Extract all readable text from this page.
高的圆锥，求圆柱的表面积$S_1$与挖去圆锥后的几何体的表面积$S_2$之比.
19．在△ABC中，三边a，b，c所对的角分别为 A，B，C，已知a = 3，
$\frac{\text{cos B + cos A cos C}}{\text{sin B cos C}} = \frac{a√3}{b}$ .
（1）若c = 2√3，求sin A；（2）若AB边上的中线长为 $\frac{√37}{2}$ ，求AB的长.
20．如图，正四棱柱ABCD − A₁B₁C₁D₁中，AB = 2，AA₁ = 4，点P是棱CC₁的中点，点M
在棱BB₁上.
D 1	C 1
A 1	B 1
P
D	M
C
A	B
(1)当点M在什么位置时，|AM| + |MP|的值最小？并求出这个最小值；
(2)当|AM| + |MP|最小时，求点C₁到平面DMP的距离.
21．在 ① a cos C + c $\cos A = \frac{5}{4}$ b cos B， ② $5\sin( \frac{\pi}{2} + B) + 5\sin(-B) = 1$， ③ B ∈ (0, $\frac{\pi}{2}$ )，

Task objective: Output the records above in their entirety, exactly.

Result of this task:
Extract all readable text from this page.
高的圆锥，求圆柱的表面积$S_1$与挖去圆锥后的几何体的表面积$S_2$之比.
19．在△ABC中，三边a，b，c所对的角分别为 A，B，C，已知a = 3，
$\frac{\text{cos B + cos A cos C}}{\text{sin B cos C}} = \frac{a√3}{b}$ .
（1）若c = 2√3，求sin A；（2）若AB边上的中线长为 $\frac{√37}{2}$ ，求AB的长.
20．如图，正四棱柱ABCD − A₁B₁C₁D₁中，AB = 2，AA₁ = 4，点P是棱CC₁的中点，点M
在棱BB₁上.
D 1	C 1
A 1	B 1
P
D	M
C
A	B
(1)当点M在什么位置时，|AM| + |MP|的值最小？并求出这个最小值；
(2)当|AM| + |MP|最小时，求点C₁到平面DMP的距离.
21．在 ① a cos C + c $\cos A = \frac{5}{4}$ b cos B， ② $5\sin( \frac{\pi}{2} + B) + 5\sin(-B) = 1$， ③ B ∈ (0, $\frac{\pi}{2}$ )，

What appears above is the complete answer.